WHAT IS EXPECTED: The full set of entries should be repeated without a single change.

── INFORMATION

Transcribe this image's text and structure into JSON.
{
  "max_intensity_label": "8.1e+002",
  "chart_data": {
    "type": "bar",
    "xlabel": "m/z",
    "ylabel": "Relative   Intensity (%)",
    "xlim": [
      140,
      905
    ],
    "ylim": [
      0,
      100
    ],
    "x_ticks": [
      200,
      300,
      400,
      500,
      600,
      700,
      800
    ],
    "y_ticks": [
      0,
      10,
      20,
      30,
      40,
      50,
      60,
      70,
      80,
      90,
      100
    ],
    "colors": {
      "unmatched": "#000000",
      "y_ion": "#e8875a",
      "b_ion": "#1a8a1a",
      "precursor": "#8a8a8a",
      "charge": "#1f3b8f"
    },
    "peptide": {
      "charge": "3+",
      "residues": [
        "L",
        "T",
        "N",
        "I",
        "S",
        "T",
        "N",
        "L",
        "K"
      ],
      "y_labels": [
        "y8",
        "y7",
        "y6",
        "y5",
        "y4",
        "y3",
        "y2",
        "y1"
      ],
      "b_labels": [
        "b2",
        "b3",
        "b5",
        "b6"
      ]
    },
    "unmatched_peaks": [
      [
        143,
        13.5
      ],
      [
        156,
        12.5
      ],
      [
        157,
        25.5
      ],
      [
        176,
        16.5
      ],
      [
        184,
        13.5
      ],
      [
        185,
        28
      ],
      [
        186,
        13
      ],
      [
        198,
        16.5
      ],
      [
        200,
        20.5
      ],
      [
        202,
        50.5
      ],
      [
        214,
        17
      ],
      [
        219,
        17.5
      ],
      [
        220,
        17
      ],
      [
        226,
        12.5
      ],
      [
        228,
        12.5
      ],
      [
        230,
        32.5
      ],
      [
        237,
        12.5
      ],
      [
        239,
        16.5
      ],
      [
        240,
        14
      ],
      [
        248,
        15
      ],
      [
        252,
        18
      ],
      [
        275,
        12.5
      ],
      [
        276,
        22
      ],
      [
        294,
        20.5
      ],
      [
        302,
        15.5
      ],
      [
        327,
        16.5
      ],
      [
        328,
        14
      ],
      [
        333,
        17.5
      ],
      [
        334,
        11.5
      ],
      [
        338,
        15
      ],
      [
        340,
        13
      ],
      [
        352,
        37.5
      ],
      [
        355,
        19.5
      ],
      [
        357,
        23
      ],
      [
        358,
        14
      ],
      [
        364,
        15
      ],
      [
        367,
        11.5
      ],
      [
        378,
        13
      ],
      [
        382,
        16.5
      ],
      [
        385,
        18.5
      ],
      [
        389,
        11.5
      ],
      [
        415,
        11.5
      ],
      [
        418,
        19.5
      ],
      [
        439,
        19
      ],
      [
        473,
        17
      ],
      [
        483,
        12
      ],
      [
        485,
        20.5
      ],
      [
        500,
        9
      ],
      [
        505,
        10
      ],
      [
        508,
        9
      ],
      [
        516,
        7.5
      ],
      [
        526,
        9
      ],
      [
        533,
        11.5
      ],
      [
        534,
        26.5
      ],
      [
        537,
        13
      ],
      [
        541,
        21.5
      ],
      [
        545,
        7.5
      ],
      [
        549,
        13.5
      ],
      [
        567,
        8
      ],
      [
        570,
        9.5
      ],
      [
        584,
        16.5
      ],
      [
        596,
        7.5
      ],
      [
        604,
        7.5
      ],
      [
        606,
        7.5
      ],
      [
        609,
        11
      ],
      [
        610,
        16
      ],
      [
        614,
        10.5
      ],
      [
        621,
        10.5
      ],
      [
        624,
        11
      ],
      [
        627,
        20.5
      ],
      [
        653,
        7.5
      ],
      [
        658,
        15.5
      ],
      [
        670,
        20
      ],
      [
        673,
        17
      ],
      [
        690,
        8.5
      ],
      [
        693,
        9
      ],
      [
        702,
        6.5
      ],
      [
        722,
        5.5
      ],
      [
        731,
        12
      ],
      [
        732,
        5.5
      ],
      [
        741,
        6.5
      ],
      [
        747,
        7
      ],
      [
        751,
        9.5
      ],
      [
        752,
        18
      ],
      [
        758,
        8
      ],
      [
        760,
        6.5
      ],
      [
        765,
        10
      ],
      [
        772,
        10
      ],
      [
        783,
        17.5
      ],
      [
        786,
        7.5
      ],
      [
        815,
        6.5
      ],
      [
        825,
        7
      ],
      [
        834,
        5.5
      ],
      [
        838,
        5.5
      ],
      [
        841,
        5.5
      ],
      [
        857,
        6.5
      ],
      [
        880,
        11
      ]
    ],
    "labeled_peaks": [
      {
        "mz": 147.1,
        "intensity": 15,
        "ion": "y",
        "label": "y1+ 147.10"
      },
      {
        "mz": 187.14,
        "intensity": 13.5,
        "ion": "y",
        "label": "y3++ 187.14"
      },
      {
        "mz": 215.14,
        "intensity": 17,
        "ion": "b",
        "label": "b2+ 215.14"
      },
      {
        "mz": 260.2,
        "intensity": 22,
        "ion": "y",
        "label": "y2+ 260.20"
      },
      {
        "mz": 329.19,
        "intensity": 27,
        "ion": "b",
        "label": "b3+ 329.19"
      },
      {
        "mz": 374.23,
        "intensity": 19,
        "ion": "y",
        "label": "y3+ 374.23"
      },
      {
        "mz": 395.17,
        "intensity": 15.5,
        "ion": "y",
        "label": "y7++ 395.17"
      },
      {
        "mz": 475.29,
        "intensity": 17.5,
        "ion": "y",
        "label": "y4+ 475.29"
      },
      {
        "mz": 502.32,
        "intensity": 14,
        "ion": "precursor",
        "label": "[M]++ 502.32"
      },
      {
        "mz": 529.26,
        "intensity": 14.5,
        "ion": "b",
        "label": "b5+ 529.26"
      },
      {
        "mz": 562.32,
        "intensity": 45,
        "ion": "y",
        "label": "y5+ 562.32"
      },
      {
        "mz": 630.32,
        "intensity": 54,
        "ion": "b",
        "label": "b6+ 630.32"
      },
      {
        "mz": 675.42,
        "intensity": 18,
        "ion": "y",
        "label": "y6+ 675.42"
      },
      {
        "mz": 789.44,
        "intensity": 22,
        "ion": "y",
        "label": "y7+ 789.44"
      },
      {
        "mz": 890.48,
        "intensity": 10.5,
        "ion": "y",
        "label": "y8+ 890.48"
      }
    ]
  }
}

────

SOLUTION BELOW:
Transcribe this image's text and structure into JSON.
{
  "max_intensity_label": "8.1e+002",
  "chart_data": {
    "type": "bar",
    "xlabel": "m/z",
    "ylabel": "Relative   Intensity (%)",
    "xlim": [
      140,
      905
    ],
    "ylim": [
      0,
      100
    ],
    "x_ticks": [
      200,
      300,
      400,
      500,
      600,
      700,
      800
    ],
    "y_ticks": [
      0,
      10,
      20,
      30,
      40,
      50,
      60,
      70,
      80,
      90,
      100
    ],
    "colors": {
      "unmatched": "#000000",
      "y_ion": "#e8875a",
      "b_ion": "#1a8a1a",
      "precursor": "#8a8a8a",
      "charge": "#1f3b8f"
    },
    "peptide": {
      "charge": "3+",
      "residues": [
        "L",
        "T",
        "N",
        "I",
        "S",
        "T",
        "N",
        "L",
        "K"
      ],
      "y_labels": [
        "y8",
        "y7",
        "y6",
        "y5",
        "y4",
        "y3",
        "y2",
        "y1"
      ],
      "b_labels": [
        "b2",
        "b3",
        "b5",
        "b6"
      ]
    },
    "unmatched_peaks": [
      [
        143,
        13.5
      ],
      [
        156,
        12.5
      ],
      [
        157,
        25.5
      ],
      [
        176,
        16.5
      ],
      [
        184,
        13.5
      ],
      [
        185,
        28
      ],
      [
        186,
        13
      ],
      [
        198,
        16.5
      ],
      [
        200,
        20.5
      ],
      [
        202,
        50.5
      ],
      [
        214,
        17
      ],
      [
        219,
        17.5
      ],
      [
        220,
        17
      ],
      [
        226,
        12.5
      ],
      [
        228,
        12.5
      ],
      [
        230,
        32.5
      ],
      [
        237,
        12.5
      ],
      [
        239,
        16.5
      ],
      [
        240,
        14
      ],
      [
        248,
        15
      ],
      [
        252,
        18
      ],
      [
        275,
        12.5
      ],
      [
        276,
        22
      ],
      [
        294,
        20.5
      ],
      [
        302,
        15.5
      ],
      [
        327,
        16.5
      ],
      [
        328,
        14
      ],
      [
        333,
        17.5
      ],
      [
        334,
        11.5
      ],
      [
        338,
        15
      ],
      [
        340,
        13
      ],
      [
        352,
        37.5
      ],
      [
        355,
        19.5
      ],
      [
        357,
        23
      ],
      [
        358,
        14
      ],
      [
        364,
        15
      ],
      [
        367,
        11.5
      ],
      [
        378,
        13
      ],
      [
        382,
        16.5
      ],
      [
        385,
        18.5
      ],
      [
        389,
        11.5
      ],
      [
        415,
        11.5
      ],
      [
        418,
        19.5
      ],
      [
        439,
        19
      ],
      [
        473,
        17
      ],
      [
        483,
        12
      ],
      [
        485,
        20.5
      ],
      [
        500,
        9
      ],
      [
        505,
        10
      ],
      [
        508,
        9
      ],
      [
        516,
        7.5
      ],
      [
        526,
        9
      ],
      [
        533,
        11.5
      ],
      [
        534,
        26.5
      ],
      [
        537,
        13
      ],
      [
        541,
        21.5
      ],
      [
        545,
        7.5
      ],
      [
        549,
        13.5
      ],
      [
        567,
        8
      ],
      [
        570,
        9.5
      ],
      [
        584,
        16.5
      ],
      [
        596,
        7.5
      ],
      [
        604,
        7.5
      ],
      [
        606,
        7.5
      ],
      [
        609,
        11
      ],
      [
        610,
        16
      ],
      [
        614,
        10.5
      ],
      [
        621,
        10.5
      ],
      [
        624,
        11
      ],
      [
        627,
        20.5
      ],
      [
        653,
        7.5
      ],
      [
        658,
        15.5
      ],
      [
        670,
        20
      ],
      [
        673,
        17
      ],
      [
        690,
        8.5
      ],
      [
        693,
        9
      ],
      [
        702,
        6.5
      ],
      [
        722,
        5.5
      ],
      [
        731,
        12
      ],
      [
        732,
        5.5
      ],
      [
        741,
        6.5
      ],
      [
        747,
        7
      ],
      [
        751,
        9.5
      ],
      [
        752,
        18
      ],
      [
        758,
        8
      ],
      [
        760,
        6.5
      ],
      [
        765,
        10
      ],
      [
        772,
        10
      ],
      [
        783,
        17.5
      ],
      [
        786,
        7.5
      ],
      [
        815,
        6.5
      ],
      [
        825,
        7
      ],
      [
        834,
        5.5
      ],
      [
        838,
        5.5
      ],
      [
        841,
        5.5
      ],
      [
        857,
        6.5
      ],
      [
        880,
        11
      ]
    ],
    "labeled_peaks": [
      {
        "mz": 147.1,
        "intensity": 15,
        "ion": "y",
        "label": "y1+ 147.10"
      },
      {
        "mz": 187.14,
        "intensity": 13.5,
        "ion": "y",
        "label": "y3++ 187.14"
      },
      {
        "mz": 215.14,
        "intensity": 17,
        "ion": "b",
        "label": "b2+ 215.14"
      },
      {
        "mz": 260.2,
        "intensity": 22,
        "ion": "y",
        "label": "y2+ 260.20"
      },
      {
        "mz": 329.19,
        "intensity": 27,
        "ion": "b",
        "label": "b3+ 329.19"
      },
      {
        "mz": 374.23,
        "intensity": 19,
        "ion": "y",
        "label": "y3+ 374.23"
      },
      {
        "mz": 395.17,
        "intensity": 15.5,
        "ion": "y",
        "label": "y7++ 395.17"
      },
      {
        "mz": 475.29,
        "intensity": 17.5,
        "ion": "y",
        "label": "y4+ 475.29"
      },
      {
        "mz": 502.32,
        "intensity": 14,
        "ion": "precursor",
        "label": "[M]++ 502.32"
      },
      {
        "mz": 529.26,
        "intensity": 14.5,
        "ion": "b",
        "label": "b5+ 529.26"
      },
      {
        "mz": 562.32,
        "intensity": 45,
        "ion": "y",
        "label": "y5+ 562.32"
      },
      {
        "mz": 630.32,
        "intensity": 54,
        "ion": "b",
        "label": "b6+ 630.32"
      },
      {
        "mz": 675.42,
        "intensity": 18,
        "ion": "y",
        "label": "y6+ 675.42"
      },
      {
        "mz": 789.44,
        "intensity": 22,
        "ion": "y",
        "label": "y7+ 789.44"
      },
      {
        "mz": 890.48,
        "intensity": 10.5,
        "ion": "y",
        "label": "y8+ 890.48"
      }
    ]
  }
}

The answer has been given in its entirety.